Do not copy the pictures; transcribe all other material exactly.

## Start PROVIDED RECORDS

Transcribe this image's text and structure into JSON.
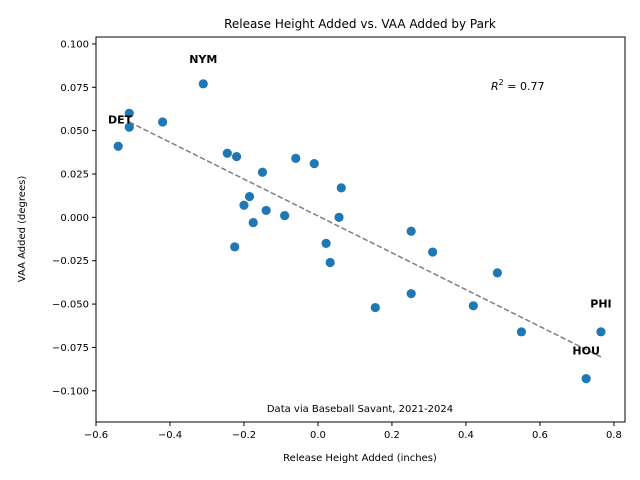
{
  "chart_data": {
    "type": "scatter",
    "title": "Release Height Added vs. VAA Added by Park",
    "xlabel": "Release Height Added (inches)",
    "ylabel": "VAA Added (degrees)",
    "xlim": [
      -0.6,
      0.83
    ],
    "ylim": [
      -0.118,
      0.104
    ],
    "xticks": [
      -0.6,
      -0.4,
      -0.2,
      0.0,
      0.2,
      0.4,
      0.6,
      0.8
    ],
    "xtick_labels": [
      "−0.6",
      "−0.4",
      "−0.2",
      "0.0",
      "0.2",
      "0.4",
      "0.6",
      "0.8"
    ],
    "yticks": [
      -0.1,
      -0.075,
      -0.05,
      -0.025,
      0.0,
      0.025,
      0.05,
      0.075,
      0.1
    ],
    "ytick_labels": [
      "−0.100",
      "−0.075",
      "−0.050",
      "−0.025",
      "0.000",
      "0.025",
      "0.050",
      "0.075",
      "0.100"
    ],
    "point_color": "#1f77b4",
    "trend_color": "#808080",
    "trend_line": {
      "x": [
        -0.51,
        0.77
      ],
      "y": [
        0.055,
        -0.081
      ]
    },
    "r2_prefix": "R",
    "r2_sup": "2",
    "r2_value": " = 0.77",
    "note": "Data via Baseball Savant, 2021-2024",
    "team_labels": [
      {
        "text": "NYM",
        "x": -0.31,
        "y": 0.089
      },
      {
        "text": "DET",
        "x": -0.535,
        "y": 0.054
      },
      {
        "text": "PHI",
        "x": 0.765,
        "y": -0.052
      },
      {
        "text": "HOU",
        "x": 0.725,
        "y": -0.079
      }
    ],
    "points": [
      {
        "x": -0.31,
        "y": 0.077
      },
      {
        "x": -0.51,
        "y": 0.06
      },
      {
        "x": -0.51,
        "y": 0.052
      },
      {
        "x": -0.42,
        "y": 0.055
      },
      {
        "x": -0.54,
        "y": 0.041
      },
      {
        "x": -0.245,
        "y": 0.037
      },
      {
        "x": -0.22,
        "y": 0.035
      },
      {
        "x": -0.15,
        "y": 0.026
      },
      {
        "x": -0.06,
        "y": 0.034
      },
      {
        "x": -0.01,
        "y": 0.031
      },
      {
        "x": 0.063,
        "y": 0.017
      },
      {
        "x": -0.185,
        "y": 0.012
      },
      {
        "x": -0.2,
        "y": 0.007
      },
      {
        "x": -0.14,
        "y": 0.004
      },
      {
        "x": -0.09,
        "y": 0.001
      },
      {
        "x": -0.175,
        "y": -0.003
      },
      {
        "x": 0.057,
        "y": 0.0
      },
      {
        "x": -0.225,
        "y": -0.017
      },
      {
        "x": 0.022,
        "y": -0.015
      },
      {
        "x": 0.033,
        "y": -0.026
      },
      {
        "x": 0.252,
        "y": -0.008
      },
      {
        "x": 0.31,
        "y": -0.02
      },
      {
        "x": 0.485,
        "y": -0.032
      },
      {
        "x": 0.252,
        "y": -0.044
      },
      {
        "x": 0.155,
        "y": -0.052
      },
      {
        "x": 0.42,
        "y": -0.051
      },
      {
        "x": 0.55,
        "y": -0.066
      },
      {
        "x": 0.765,
        "y": -0.066
      },
      {
        "x": 0.725,
        "y": -0.093
      }
    ]
  }
}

## End PROVIDED RECORDS

[RESPONSE]
Transcribe this image's text and structure into JSON.
{
  "chart_data": {
    "type": "scatter",
    "title": "Release Height Added vs. VAA Added by Park",
    "xlabel": "Release Height Added (inches)",
    "ylabel": "VAA Added (degrees)",
    "xlim": [
      -0.6,
      0.83
    ],
    "ylim": [
      -0.118,
      0.104
    ],
    "xticks": [
      -0.6,
      -0.4,
      -0.2,
      0.0,
      0.2,
      0.4,
      0.6,
      0.8
    ],
    "xtick_labels": [
      "−0.6",
      "−0.4",
      "−0.2",
      "0.0",
      "0.2",
      "0.4",
      "0.6",
      "0.8"
    ],
    "yticks": [
      -0.1,
      -0.075,
      -0.05,
      -0.025,
      0.0,
      0.025,
      0.05,
      0.075,
      0.1
    ],
    "ytick_labels": [
      "−0.100",
      "−0.075",
      "−0.050",
      "−0.025",
      "0.000",
      "0.025",
      "0.050",
      "0.075",
      "0.100"
    ],
    "point_color": "#1f77b4",
    "trend_color": "#808080",
    "trend_line": {
      "x": [
        -0.51,
        0.77
      ],
      "y": [
        0.055,
        -0.081
      ]
    },
    "r2_prefix": "R",
    "r2_sup": "2",
    "r2_value": " = 0.77",
    "note": "Data via Baseball Savant, 2021-2024",
    "team_labels": [
      {
        "text": "NYM",
        "x": -0.31,
        "y": 0.089
      },
      {
        "text": "DET",
        "x": -0.535,
        "y": 0.054
      },
      {
        "text": "PHI",
        "x": 0.765,
        "y": -0.052
      },
      {
        "text": "HOU",
        "x": 0.725,
        "y": -0.079
      }
    ],
    "points": [
      {
        "x": -0.31,
        "y": 0.077
      },
      {
        "x": -0.51,
        "y": 0.06
      },
      {
        "x": -0.51,
        "y": 0.052
      },
      {
        "x": -0.42,
        "y": 0.055
      },
      {
        "x": -0.54,
        "y": 0.041
      },
      {
        "x": -0.245,
        "y": 0.037
      },
      {
        "x": -0.22,
        "y": 0.035
      },
      {
        "x": -0.15,
        "y": 0.026
      },
      {
        "x": -0.06,
        "y": 0.034
      },
      {
        "x": -0.01,
        "y": 0.031
      },
      {
        "x": 0.063,
        "y": 0.017
      },
      {
        "x": -0.185,
        "y": 0.012
      },
      {
        "x": -0.2,
        "y": 0.007
      },
      {
        "x": -0.14,
        "y": 0.004
      },
      {
        "x": -0.09,
        "y": 0.001
      },
      {
        "x": -0.175,
        "y": -0.003
      },
      {
        "x": 0.057,
        "y": 0.0
      },
      {
        "x": -0.225,
        "y": -0.017
      },
      {
        "x": 0.022,
        "y": -0.015
      },
      {
        "x": 0.033,
        "y": -0.026
      },
      {
        "x": 0.252,
        "y": -0.008
      },
      {
        "x": 0.31,
        "y": -0.02
      },
      {
        "x": 0.485,
        "y": -0.032
      },
      {
        "x": 0.252,
        "y": -0.044
      },
      {
        "x": 0.155,
        "y": -0.052
      },
      {
        "x": 0.42,
        "y": -0.051
      },
      {
        "x": 0.55,
        "y": -0.066
      },
      {
        "x": 0.765,
        "y": -0.066
      },
      {
        "x": 0.725,
        "y": -0.093
      }
    ]
  }
}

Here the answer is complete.